**Materials provided**

— BEGIN —

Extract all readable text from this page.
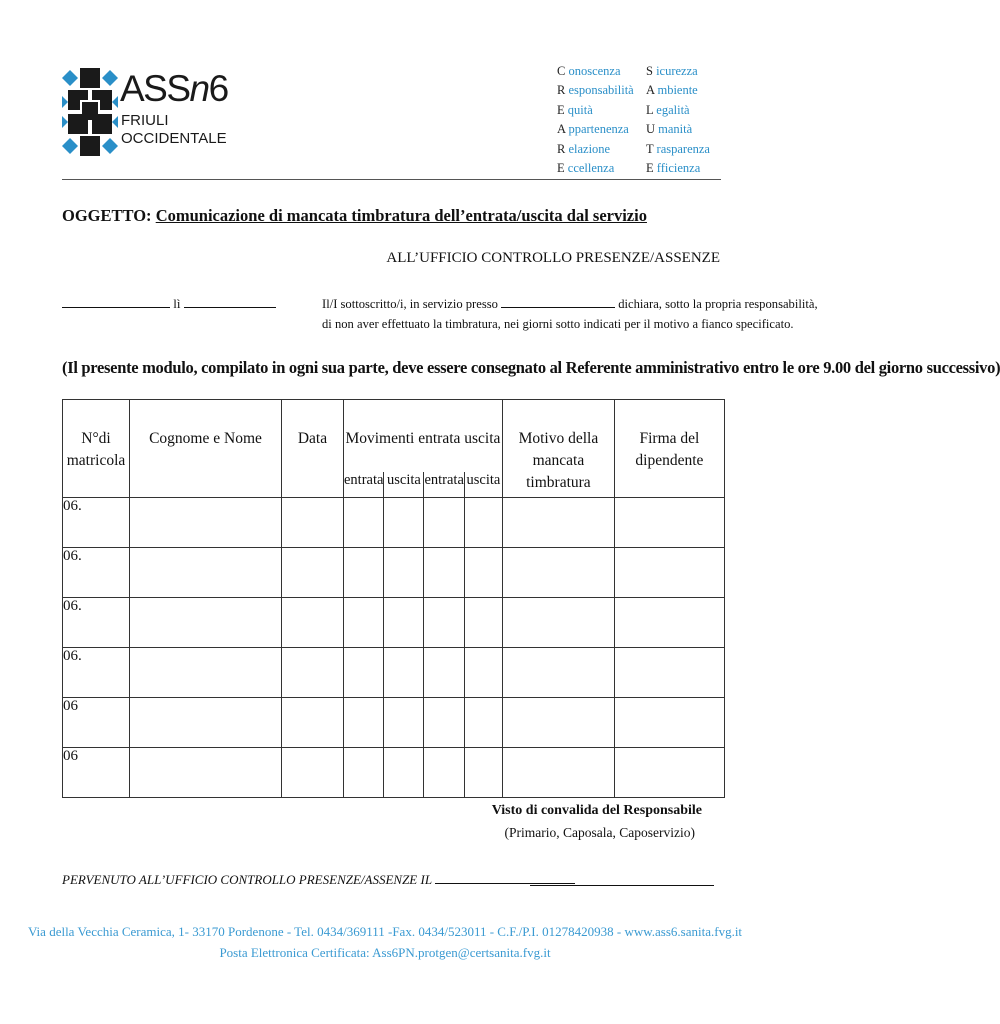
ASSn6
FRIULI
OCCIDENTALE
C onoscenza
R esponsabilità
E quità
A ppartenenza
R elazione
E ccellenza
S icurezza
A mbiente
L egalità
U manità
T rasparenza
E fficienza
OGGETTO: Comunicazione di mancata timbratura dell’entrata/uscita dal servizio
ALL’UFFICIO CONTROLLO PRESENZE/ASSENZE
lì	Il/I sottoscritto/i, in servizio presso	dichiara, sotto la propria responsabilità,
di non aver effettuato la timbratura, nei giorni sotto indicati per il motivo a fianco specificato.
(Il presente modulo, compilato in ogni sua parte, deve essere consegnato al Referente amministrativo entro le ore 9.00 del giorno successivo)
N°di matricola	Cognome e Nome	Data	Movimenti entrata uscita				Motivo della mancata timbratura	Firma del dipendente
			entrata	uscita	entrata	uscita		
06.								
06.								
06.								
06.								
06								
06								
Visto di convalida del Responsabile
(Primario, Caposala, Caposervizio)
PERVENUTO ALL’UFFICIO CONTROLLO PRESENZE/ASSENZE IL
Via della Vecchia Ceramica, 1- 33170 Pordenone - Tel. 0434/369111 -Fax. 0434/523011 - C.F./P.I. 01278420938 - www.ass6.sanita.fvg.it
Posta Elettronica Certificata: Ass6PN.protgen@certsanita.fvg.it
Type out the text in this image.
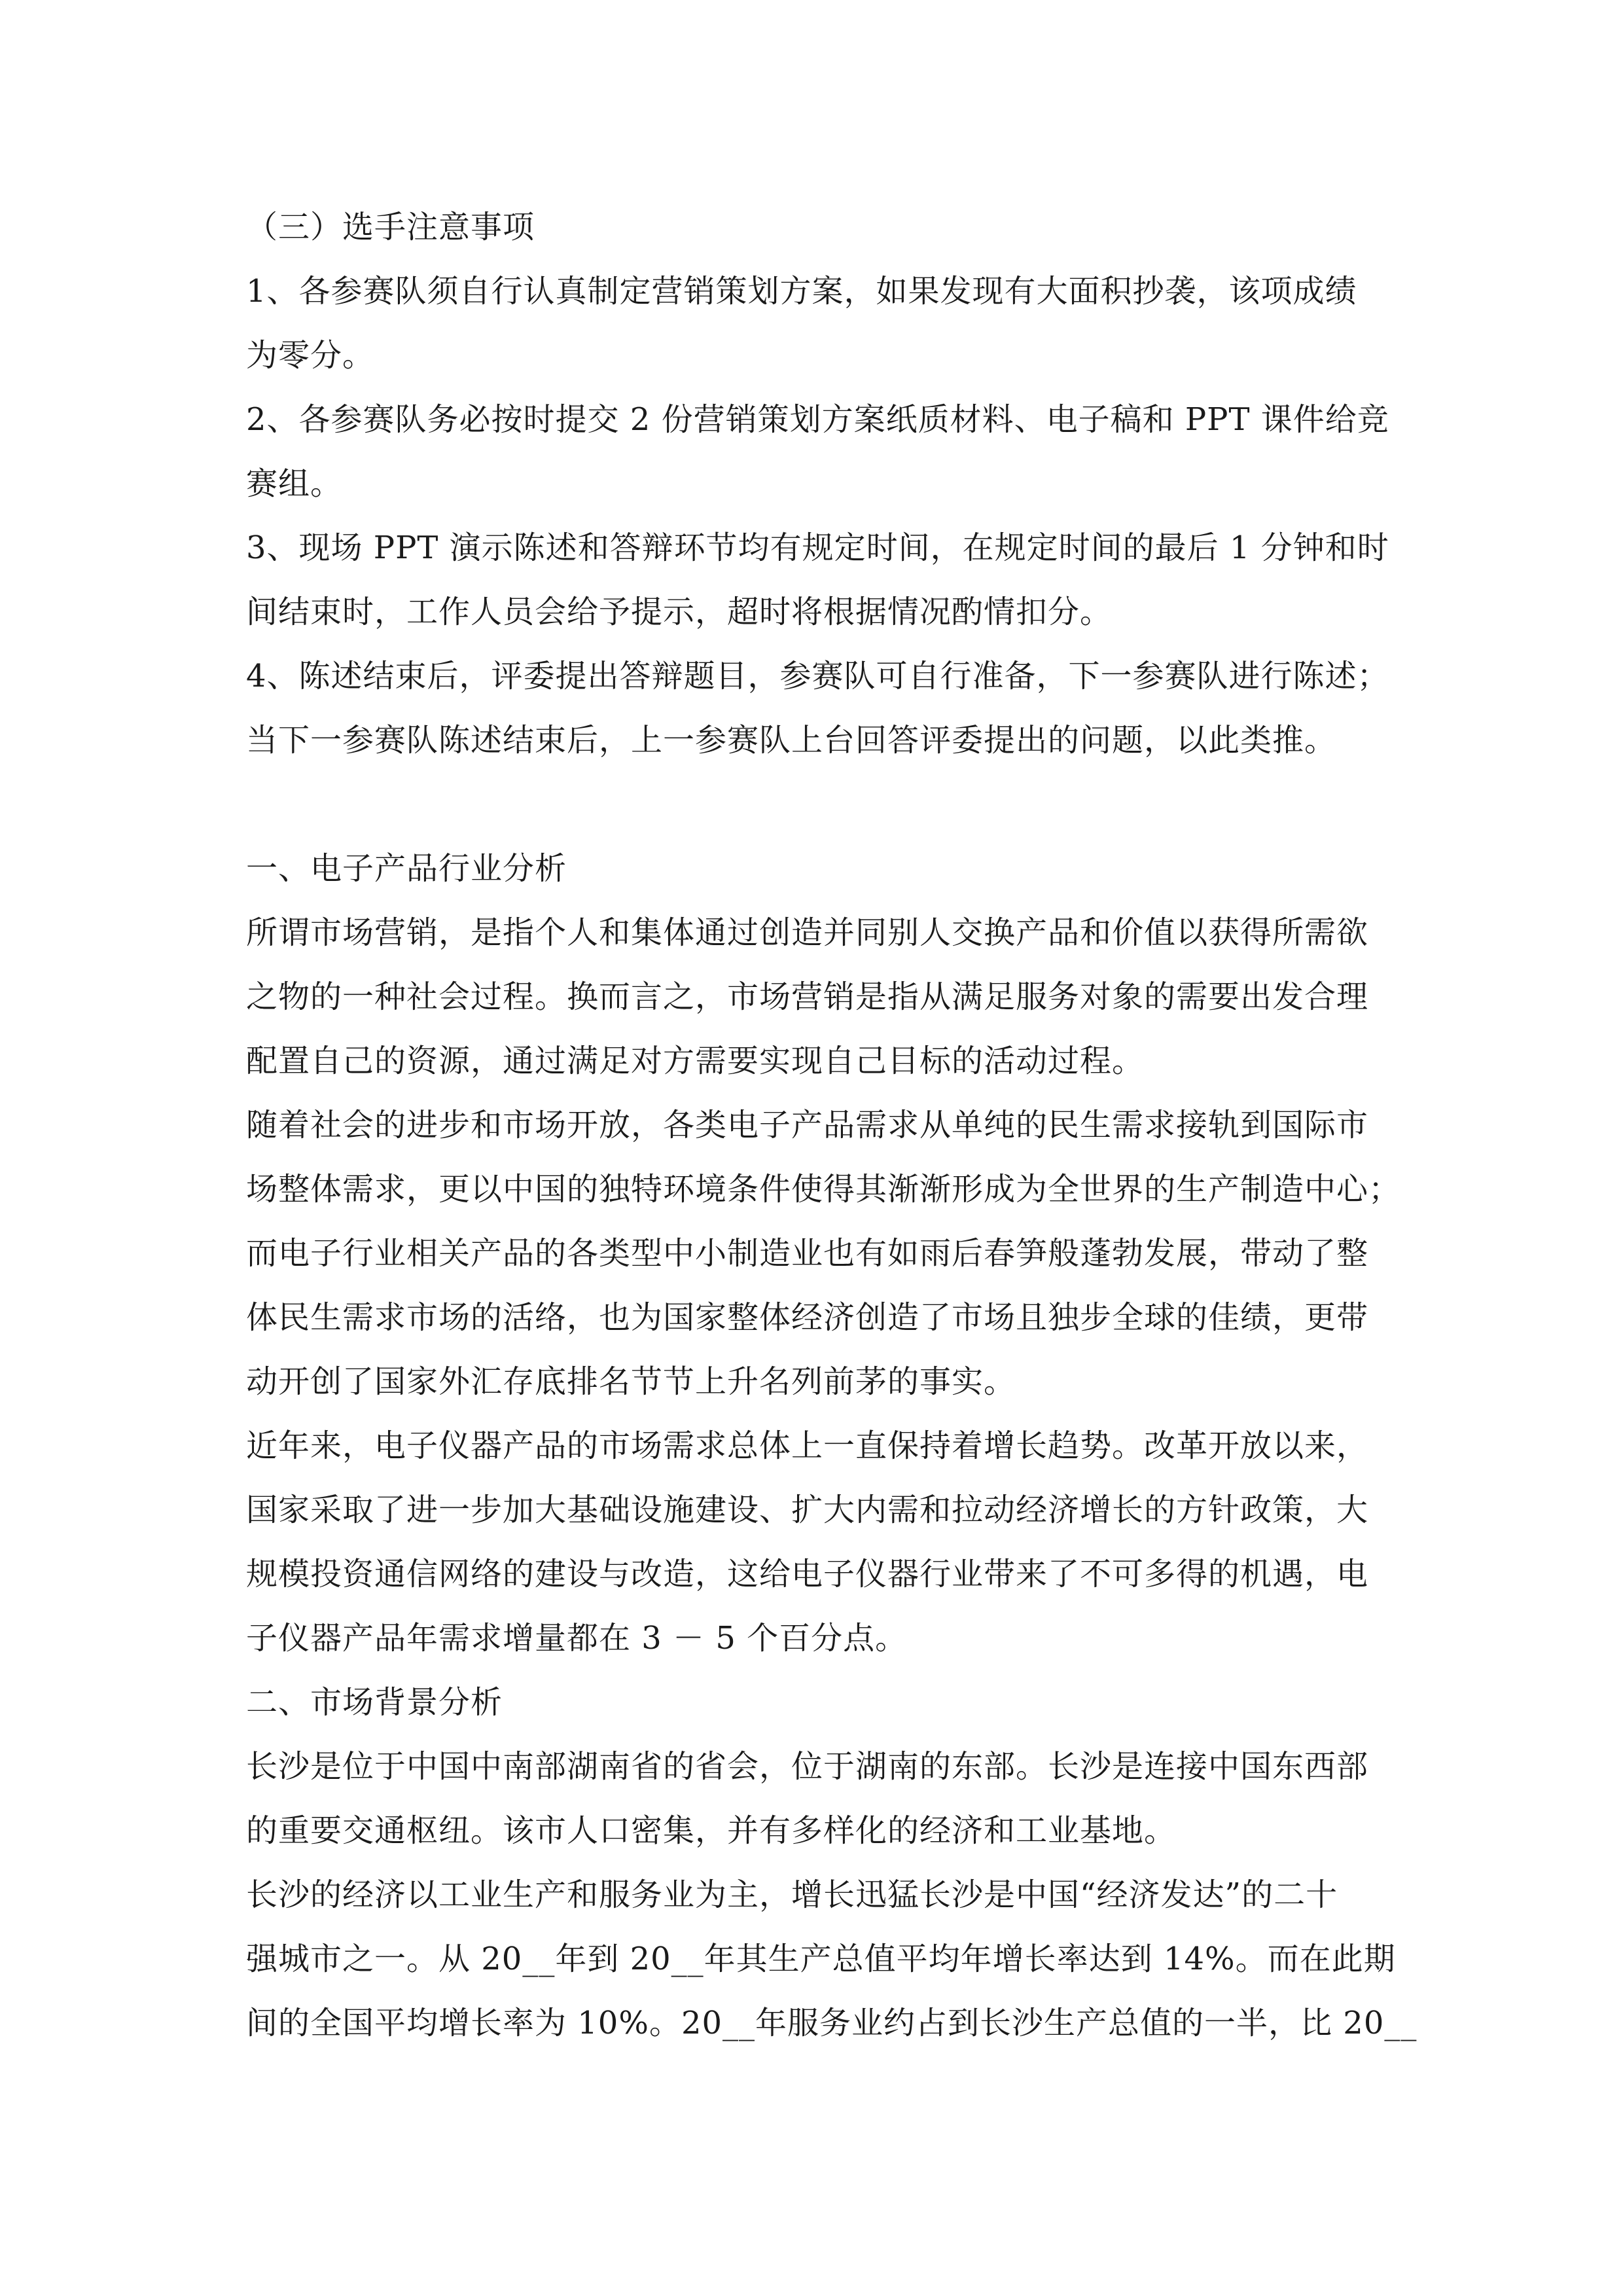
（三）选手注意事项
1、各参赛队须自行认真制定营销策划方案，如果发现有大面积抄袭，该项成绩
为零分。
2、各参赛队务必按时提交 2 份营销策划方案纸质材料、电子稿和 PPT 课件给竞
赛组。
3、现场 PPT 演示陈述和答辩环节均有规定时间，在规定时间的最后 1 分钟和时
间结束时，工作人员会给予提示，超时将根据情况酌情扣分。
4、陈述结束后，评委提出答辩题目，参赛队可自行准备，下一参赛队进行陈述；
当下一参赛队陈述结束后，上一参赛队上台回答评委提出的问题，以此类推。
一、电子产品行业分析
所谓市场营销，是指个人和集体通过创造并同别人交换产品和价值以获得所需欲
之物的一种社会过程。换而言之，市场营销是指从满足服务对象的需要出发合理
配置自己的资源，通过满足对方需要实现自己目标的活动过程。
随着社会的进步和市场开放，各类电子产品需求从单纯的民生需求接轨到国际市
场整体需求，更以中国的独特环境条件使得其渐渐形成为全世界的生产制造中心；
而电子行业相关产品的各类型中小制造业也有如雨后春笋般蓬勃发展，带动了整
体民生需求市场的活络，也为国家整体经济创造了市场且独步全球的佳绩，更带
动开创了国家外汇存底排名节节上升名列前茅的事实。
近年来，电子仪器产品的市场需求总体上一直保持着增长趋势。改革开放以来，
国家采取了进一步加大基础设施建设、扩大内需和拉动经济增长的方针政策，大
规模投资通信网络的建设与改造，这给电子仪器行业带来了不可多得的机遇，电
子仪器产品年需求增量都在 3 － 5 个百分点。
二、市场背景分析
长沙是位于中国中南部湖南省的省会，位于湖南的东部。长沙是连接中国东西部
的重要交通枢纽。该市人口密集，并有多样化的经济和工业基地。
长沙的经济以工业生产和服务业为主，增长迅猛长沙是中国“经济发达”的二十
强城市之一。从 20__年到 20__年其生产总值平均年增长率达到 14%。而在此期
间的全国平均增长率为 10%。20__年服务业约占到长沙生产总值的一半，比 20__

— END —

**Given exercise**
Set down all the data again exactly as above, pictures excluded.

**Exercise solution**
Extract all readable text from this page.
ASSn6
FRIULI
OCCIDENTALE
C onoscenza
R esponsabilità
E quità
A ppartenenza
R elazione
E ccellenza
S icurezza
A mbiente
L egalità
U manità
T rasparenza
E fficienza
OGGETTO: Comunicazione di mancata timbratura dell’entrata/uscita dal servizio
ALL’UFFICIO CONTROLLO PRESENZE/ASSENZE
lì	Il/I sottoscritto/i, in servizio presso	dichiara, sotto la propria responsabilità,
di non aver effettuato la timbratura, nei giorni sotto indicati per il motivo a fianco specificato.
(Il presente modulo, compilato in ogni sua parte, deve essere consegnato al Referente amministrativo entro le ore 9.00 del giorno successivo)
N°di matricola	Cognome e Nome	Data	Movimenti entrata uscita				Motivo della mancata timbratura	Firma del dipendente
			entrata	uscita	entrata	uscita		
06.								
06.								
06.								
06.								
06								
06								
Visto di convalida del Responsabile
(Primario, Caposala, Caposervizio)
PERVENUTO ALL’UFFICIO CONTROLLO PRESENZE/ASSENZE IL
Via della Vecchia Ceramica, 1- 33170 Pordenone - Tel. 0434/369111 -Fax. 0434/523011 - C.F./P.I. 01278420938 - www.ass6.sanita.fvg.it
Posta Elettronica Certificata: Ass6PN.protgen@certsanita.fvg.it
Type out the text in this image.
（三）选手注意事项
1、各参赛队须自行认真制定营销策划方案，如果发现有大面积抄袭，该项成绩
为零分。
2、各参赛队务必按时提交 2 份营销策划方案纸质材料、电子稿和 PPT 课件给竞
赛组。
3、现场 PPT 演示陈述和答辩环节均有规定时间，在规定时间的最后 1 分钟和时
间结束时，工作人员会给予提示，超时将根据情况酌情扣分。
4、陈述结束后，评委提出答辩题目，参赛队可自行准备，下一参赛队进行陈述；
当下一参赛队陈述结束后，上一参赛队上台回答评委提出的问题，以此类推。
一、电子产品行业分析
所谓市场营销，是指个人和集体通过创造并同别人交换产品和价值以获得所需欲
之物的一种社会过程。换而言之，市场营销是指从满足服务对象的需要出发合理
配置自己的资源，通过满足对方需要实现自己目标的活动过程。
随着社会的进步和市场开放，各类电子产品需求从单纯的民生需求接轨到国际市
场整体需求，更以中国的独特环境条件使得其渐渐形成为全世界的生产制造中心；
而电子行业相关产品的各类型中小制造业也有如雨后春笋般蓬勃发展，带动了整
体民生需求市场的活络，也为国家整体经济创造了市场且独步全球的佳绩，更带
动开创了国家外汇存底排名节节上升名列前茅的事实。
近年来，电子仪器产品的市场需求总体上一直保持着增长趋势。改革开放以来，
国家采取了进一步加大基础设施建设、扩大内需和拉动经济增长的方针政策，大
规模投资通信网络的建设与改造，这给电子仪器行业带来了不可多得的机遇，电
子仪器产品年需求增量都在 3 － 5 个百分点。
二、市场背景分析
长沙是位于中国中南部湖南省的省会，位于湖南的东部。长沙是连接中国东西部
的重要交通枢纽。该市人口密集，并有多样化的经济和工业基地。
长沙的经济以工业生产和服务业为主，增长迅猛长沙是中国“经济发达”的二十
强城市之一。从 20__年到 20__年其生产总值平均年增长率达到 14%。而在此期
间的全国平均增长率为 10%。20__年服务业约占到长沙生产总值的一半，比 20__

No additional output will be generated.